SUPPLIED RECORDS:

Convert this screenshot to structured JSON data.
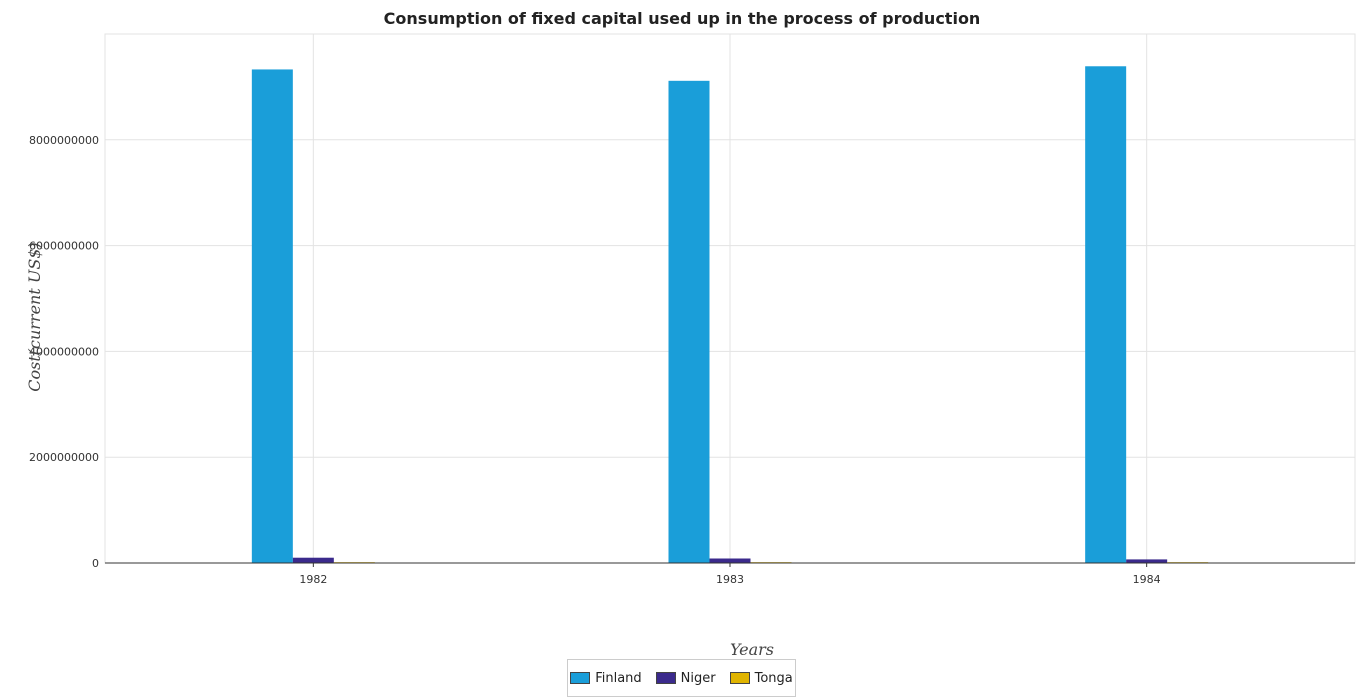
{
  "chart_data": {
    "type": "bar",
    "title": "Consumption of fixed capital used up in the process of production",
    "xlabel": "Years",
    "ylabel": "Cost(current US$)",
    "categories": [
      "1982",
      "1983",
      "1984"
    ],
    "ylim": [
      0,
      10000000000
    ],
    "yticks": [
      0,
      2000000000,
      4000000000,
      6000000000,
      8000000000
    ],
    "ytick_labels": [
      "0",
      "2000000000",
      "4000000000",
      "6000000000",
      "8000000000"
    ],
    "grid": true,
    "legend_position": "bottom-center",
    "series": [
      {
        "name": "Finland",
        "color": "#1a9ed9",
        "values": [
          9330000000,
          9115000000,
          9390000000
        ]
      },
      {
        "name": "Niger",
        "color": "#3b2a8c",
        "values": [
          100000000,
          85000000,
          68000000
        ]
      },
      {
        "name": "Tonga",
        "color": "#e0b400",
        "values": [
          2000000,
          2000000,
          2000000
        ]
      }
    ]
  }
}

---

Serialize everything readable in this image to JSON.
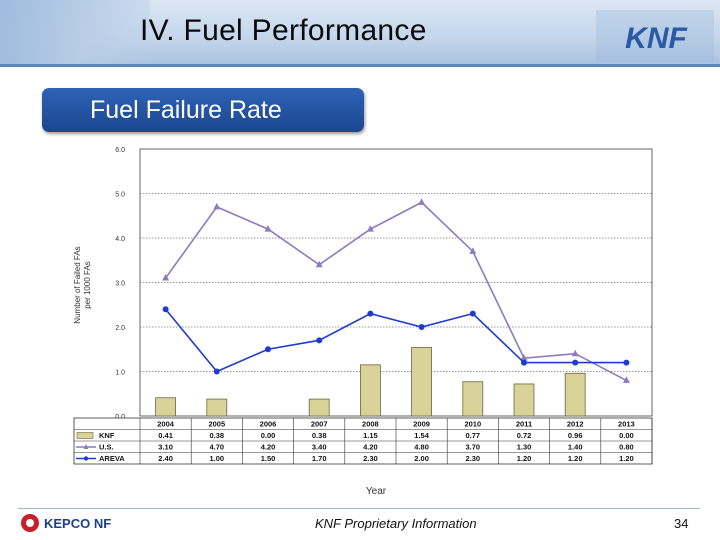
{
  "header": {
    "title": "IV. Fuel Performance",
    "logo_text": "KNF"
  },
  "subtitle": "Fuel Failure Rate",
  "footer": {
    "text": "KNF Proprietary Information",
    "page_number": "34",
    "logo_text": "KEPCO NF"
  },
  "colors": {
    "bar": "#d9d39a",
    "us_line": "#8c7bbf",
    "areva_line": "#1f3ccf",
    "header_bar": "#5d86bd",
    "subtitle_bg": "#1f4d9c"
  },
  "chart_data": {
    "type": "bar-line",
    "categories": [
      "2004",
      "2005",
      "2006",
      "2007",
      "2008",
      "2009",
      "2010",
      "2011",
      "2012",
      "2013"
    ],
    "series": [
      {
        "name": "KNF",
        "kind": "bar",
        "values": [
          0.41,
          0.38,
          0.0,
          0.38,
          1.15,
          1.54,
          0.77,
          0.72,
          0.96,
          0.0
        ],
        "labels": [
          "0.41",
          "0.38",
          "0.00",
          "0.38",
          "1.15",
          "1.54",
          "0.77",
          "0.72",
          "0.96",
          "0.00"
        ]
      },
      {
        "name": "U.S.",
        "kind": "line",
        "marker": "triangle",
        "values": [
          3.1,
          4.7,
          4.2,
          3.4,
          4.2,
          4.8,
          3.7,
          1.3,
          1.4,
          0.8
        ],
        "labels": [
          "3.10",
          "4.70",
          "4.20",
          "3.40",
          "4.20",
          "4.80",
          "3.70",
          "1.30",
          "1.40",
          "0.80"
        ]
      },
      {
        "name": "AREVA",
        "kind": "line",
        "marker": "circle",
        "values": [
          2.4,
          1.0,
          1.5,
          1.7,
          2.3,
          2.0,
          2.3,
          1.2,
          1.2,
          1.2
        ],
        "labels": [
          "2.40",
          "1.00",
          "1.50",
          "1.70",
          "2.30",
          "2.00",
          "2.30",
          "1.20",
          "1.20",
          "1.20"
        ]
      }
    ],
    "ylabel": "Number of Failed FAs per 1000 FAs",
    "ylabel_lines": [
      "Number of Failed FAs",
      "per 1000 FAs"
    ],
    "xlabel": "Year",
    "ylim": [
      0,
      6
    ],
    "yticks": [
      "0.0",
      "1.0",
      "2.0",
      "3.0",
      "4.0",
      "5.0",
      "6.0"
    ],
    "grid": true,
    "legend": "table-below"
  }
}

WORK TO BE COMPLETED:
Return, from the data, each line that has the word "Failed" in it.

WRITTEN REPLY:
    "ylabel": "Number of Failed FAs per 1000 FAs",
      "Number of Failed FAs",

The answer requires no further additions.